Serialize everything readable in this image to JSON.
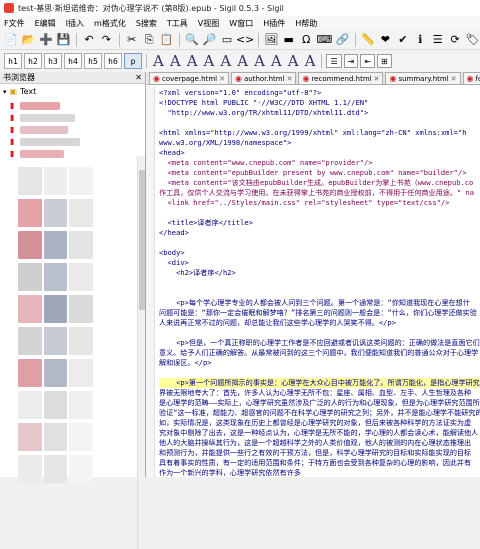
{
  "titlebar": {
    "title": "test-基思·斯坦诺维奇：对伪心理学说不 (第8版).epub - Sigil 0.5.3 - Sigil"
  },
  "menu": [
    "F文件",
    "E编辑",
    "I插入",
    "m格式化",
    "S搜索",
    "T工具",
    "V视图",
    "W窗口",
    "H插件",
    "H帮助"
  ],
  "toolbar2": {
    "headings": [
      "h1",
      "h2",
      "h3",
      "h4",
      "h5",
      "h6",
      "p"
    ],
    "align_label": "A"
  },
  "left_panel": {
    "title": "书浏览器",
    "root": "Text"
  },
  "tabs": [
    "coverpage.html",
    "author.html",
    "recommend.html",
    "summary.html",
    "fo"
  ],
  "code_lines": [
    "<?xml version=\"1.0\" encoding=\"utf-8\"?>",
    "<!DOCTYPE html PUBLIC \"-//W3C//DTD XHTML 1.1//EN\"",
    "  \"http://www.w3.org/TR/xhtml11/DTD/xhtml11.dtd\">",
    "",
    "<html xmlns=\"http://www.w3.org/1999/xhtml\" xml:lang=\"zh-CN\" xmlns:xml=\"h",
    "www.w3.org/XML/1998/namespace\">",
    "<head>",
    "  <meta content=\"www.cnepub.com\" name=\"provider\"/>",
    "  <meta content=\"epubBuilder present by www.cnepub.com\" name=\"builder\"/>",
    "  <meta content=\"该文档由epubBuilder生成。epubBuilder为掌上书苑（www.cnepub.co",
    "作工具，仅供个人交流与学习使用。在未获得掌上书苑的商业授权前，不得用于任何商业用途。\" na",
    "  <link href=\"../Styles/main.css\" rel=\"stylesheet\" type=\"text/css\"/>",
    "",
    "  <title>译者序</title>",
    "</head>",
    "",
    "<body>",
    "  <div>",
    "    <h2>译者序</h2>",
    "",
    "",
    "    <p>每个学心理学专业的人都会被人问到三个问题。第一个通常是：“你知道我现在心里在想什",
    "问题可能是：“那你一定会催眠和解梦咯？”排名第三的问题则一般会是：“什么，你们心理学还做实验",
    "人来说再正常不过的问题，却总能让我们这些学心理学的人哭笑不得。</p>",
    "",
    "    <p>但是，一个真正称职的心理学工作者是不应回避或者讥讽这类问题的：正确的做法是直面它们，",
    "意义。给予人们正确的解答。从最常被问到的这三个问题中，我们便能知道我们的普通公众对于心理学",
    "解和误区。</p>",
    "",
    "    <p>第一个问题所揭示的事实是：心理学在大众心目中被万能化了。所谓万能化，是指心理学研究",
    "界被无限地夸大了：首先，许多人认为心理学无所不包：星座、属相、血型、左手、人生哲理及各种",
    "是心理学的范畴——实际上，心理学研究虽然涉及广泛的人的行为和心理现象，但是为心理学研究范围所",
    "验证“这一标准，超能力、超感官的问题不在科学心理学的研究之列；另外，并不是能心理学不能研究的",
    "如，实际情况是，这类现象在历史上都曾经是心理学研究的对象，但后来被各种科学的方法证实为虚",
    "究对象中剔除了出去，这是一种经点认为，心理学是无所不能的，学心理的人都会读心术，能解读他人",
    "他人的大脑并操纵其行为，这是一个超越科学之外的人类价值观，他人的被测的内在心理状态推理出",
    "和预测行为，并能提供一些行之有效的干预方法，但是，科学心理学研究的目标和实际能实现的目标",
    "具有着事实的性质，有一定的适用范围和条件；于特方面也会受到各种复杂的心理的影响，因此并有",
    "作为一个新兴的学科，心理学研究依然有许多"
  ]
}
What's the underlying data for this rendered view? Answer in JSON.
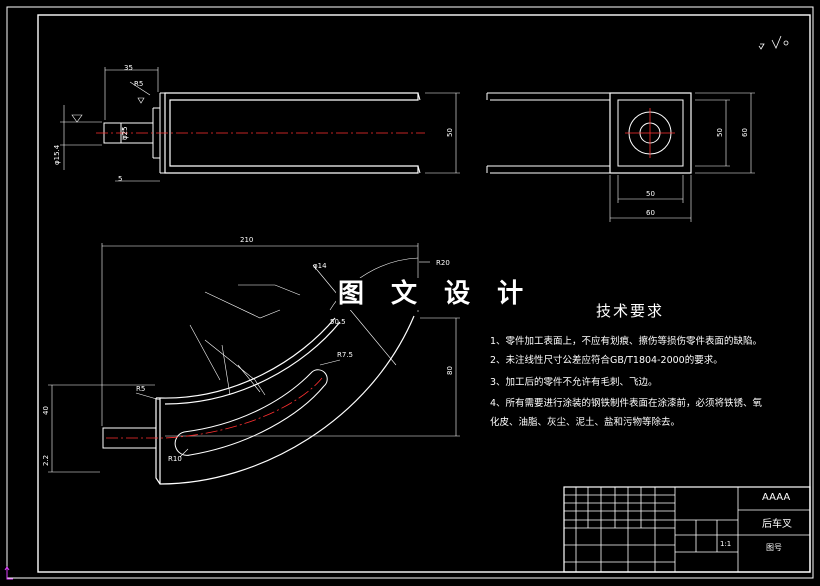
{
  "watermark": "图 文 设 计",
  "tech_requirements": {
    "title": "技术要求",
    "notes": [
      "1、零件加工表面上，不应有划痕、擦伤等损伤零件表面的缺陷。",
      "2、未注线性尺寸公差应符合GB/T1804-2000的要求。",
      "3、加工后的零件不允许有毛刺、飞边。",
      "4、所有需要进行涂装的钢铁制件表面在涂漆前，必须将铁锈、氧",
      "化皮、油脂、灰尘、泥土、盐和污物等除去。"
    ]
  },
  "dimensions": {
    "top_view_35": "35",
    "top_view_r5": "R5",
    "top_view_phi25": "φ25",
    "top_view_5": "5",
    "top_view_50": "50",
    "top_view_phi": "φ15.4",
    "side_view_50_h": "50",
    "side_view_60_h": "60",
    "side_view_50_w": "50",
    "side_view_60_w": "60",
    "main_210": "210",
    "main_r20": "R20",
    "main_phi": "φ14",
    "main_r75": "R7.5",
    "main_r5": "R5",
    "main_r10": "R10",
    "main_80": "80",
    "main_40": "40",
    "main_22": "2.2",
    "main_505": "50.5"
  },
  "title_block": {
    "company": "AAAA",
    "part_name": "后车叉",
    "drawing_no_label": "图号",
    "scale_value": "1:1"
  },
  "colors": {
    "background": "#000000",
    "line": "#ffffff",
    "centerline": "#ff3030",
    "accent": "#e040ff"
  }
}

Exercise prompt:
Copy, from the material, each line that holds the string "meta".

Completed task:
    "  <meta content=\"www.cnepub.com\" name=\"provider\"/>",
    "  <meta content=\"epubBuilder present by www.cnepub.com\" name=\"builder\"/>",
    "  <meta content=\"该文档由epubBuilder生成。epubBuilder为掌上书苑（www.cnepub.co",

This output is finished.